Find and copy lines holding "nuts".

(Entries taken from a collection)
★ ★ ★

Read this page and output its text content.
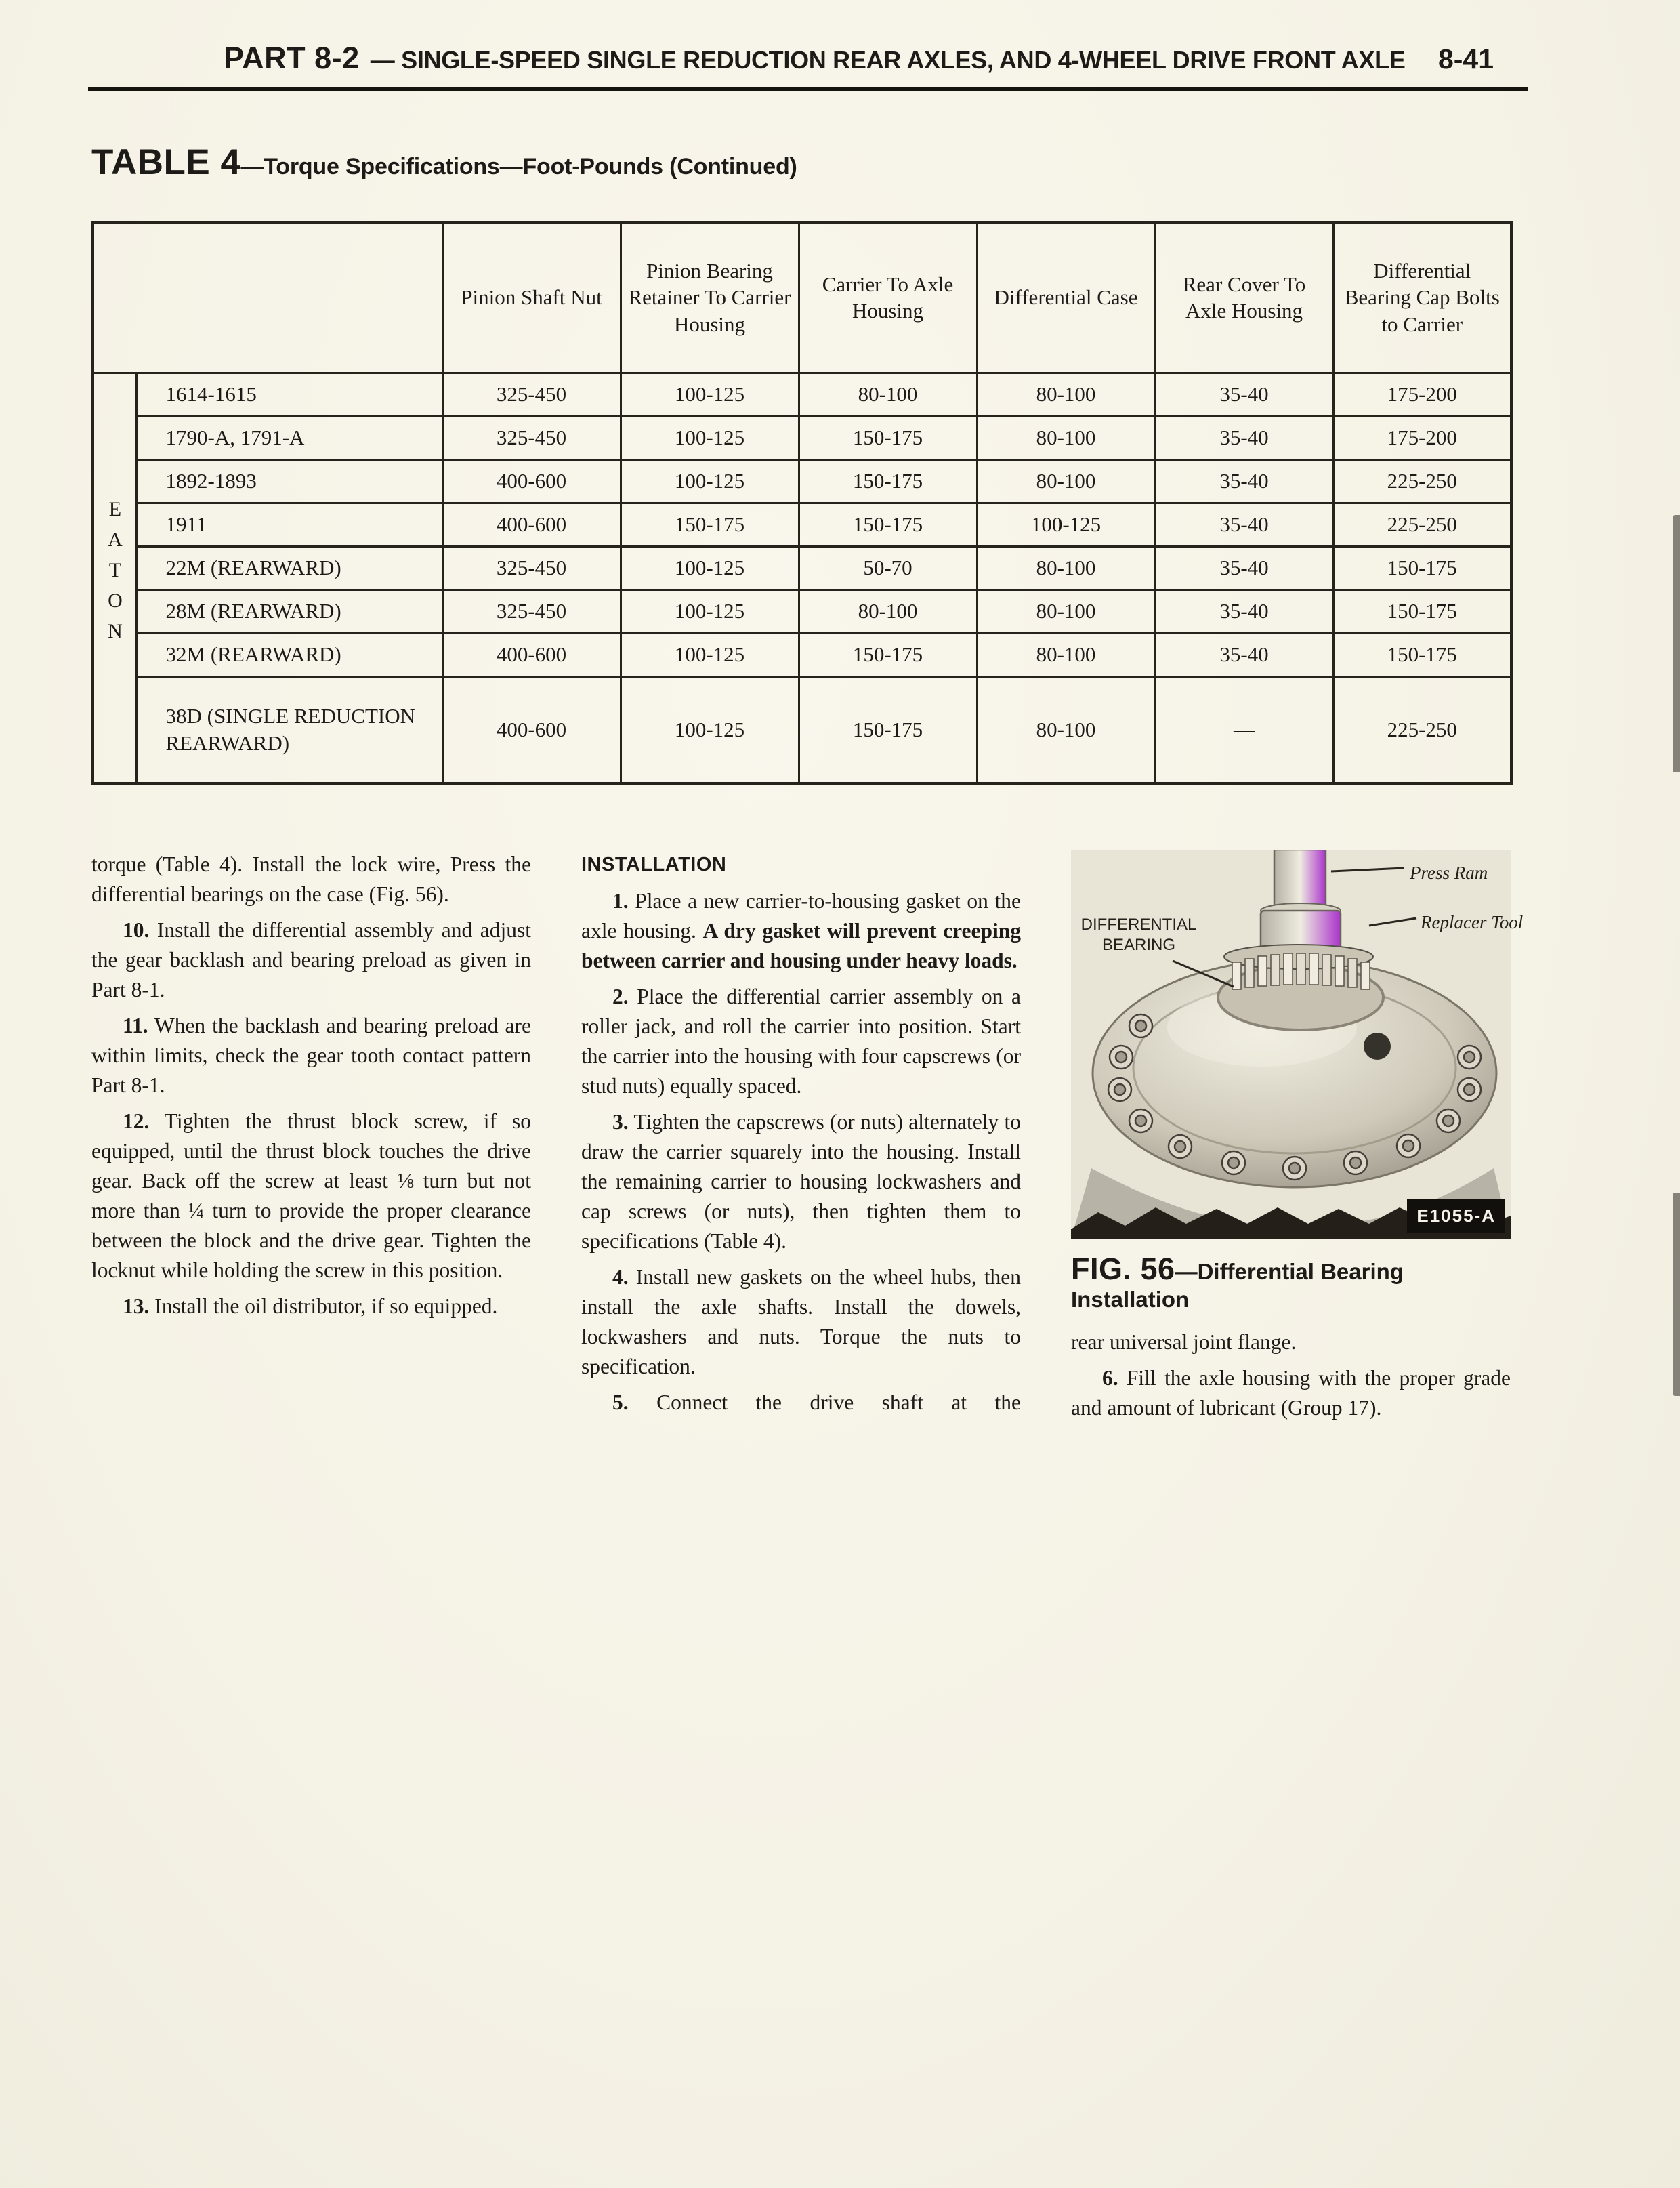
PART 8-2 — SINGLE-SPEED SINGLE REDUCTION REAR AXLES, AND 4-WHEEL DRIVE FRONT AXLE 8-41
TABLE 4—Torque Specifications—Foot-Pounds (Continued)
		Pinion Shaft Nut	Pinion Bearing Retainer To Carrier Housing	Carrier To Axle Housing	Differential Case	Rear Cover To Axle Housing	Differential Bearing Cap Bolts to Carrier
EATON	1614-1615	325-450	100-125	80-100	80-100	35-40	175-200
	1790-A, 1791-A	325-450	100-125	150-175	80-100	35-40	175-200
	1892-1893	400-600	100-125	150-175	80-100	35-40	225-250
	1911	400-600	150-175	150-175	100-125	35-40	225-250
	22M (REARWARD)	325-450	100-125	50-70	80-100	35-40	150-175
	28M (REARWARD)	325-450	100-125	80-100	80-100	35-40	150-175
	32M (REARWARD)	400-600	100-125	150-175	80-100	35-40	150-175
	38D (SINGLE REDUCTION REARWARD)	400-600	100-125	150-175	80-100	—	225-250

torque (Table 4). Install the lock wire, Press the differential bearings on the case (Fig. 56).

10. Install the differential assembly and adjust the gear backlash and bearing preload as given in Part 8-1.

11. When the backlash and bearing preload are within limits, check the gear tooth contact pattern Part 8-1.

12. Tighten the thrust block screw, if so equipped, until the thrust block touches the drive gear. Back off the screw at least ⅛ turn but not more than ¼ turn to provide the proper clearance between the block and the drive gear. Tighten the locknut while holding the screw in this position.

13. Install the oil distributor, if so equipped.

INSTALLATION

1. Place a new carrier-to-housing gasket on the axle housing. A dry gasket will prevent creeping between carrier and housing under heavy loads.

2. Place the differential carrier assembly on a roller jack, and roll the carrier into position. Start the carrier into the housing with four capscrews (or stud nuts) equally spaced.

3. Tighten the capscrews (or nuts) alternately to draw the carrier squarely into the housing. Install the remaining carrier to housing lockwashers and cap screws (or nuts), then tighten them to specifications (Table 4).

4. Install new gaskets on the wheel hubs, then install the axle shafts. Install the dowels, lockwashers and nuts. Torque the nuts to specification.

5. Connect the drive shaft at the

Press Ram
Replacer Tool
DIFFERENTIAL
BEARING
E1055-A
FIG. 56—Differential Bearing Installation

rear universal joint flange.

6. Fill the axle housing with the proper grade and amount of lubricant (Group 17).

★ ★ ★

### Full solution
2. Place the differential carrier assembly on a roller jack, and roll the carrier into position. Start the carrier into the housing with four capscrews (or stud nuts) equally spaced.
3. Tighten the capscrews (or nuts) alternately to draw the carrier squarely into the housing. Install the remaining carrier to housing lockwashers and cap screws (or nuts), then tighten them to specifications (Table 4).
4. Install new gaskets on the wheel hubs, then install the axle shafts. Install the dowels, lockwashers and nuts. Torque the nuts to specification.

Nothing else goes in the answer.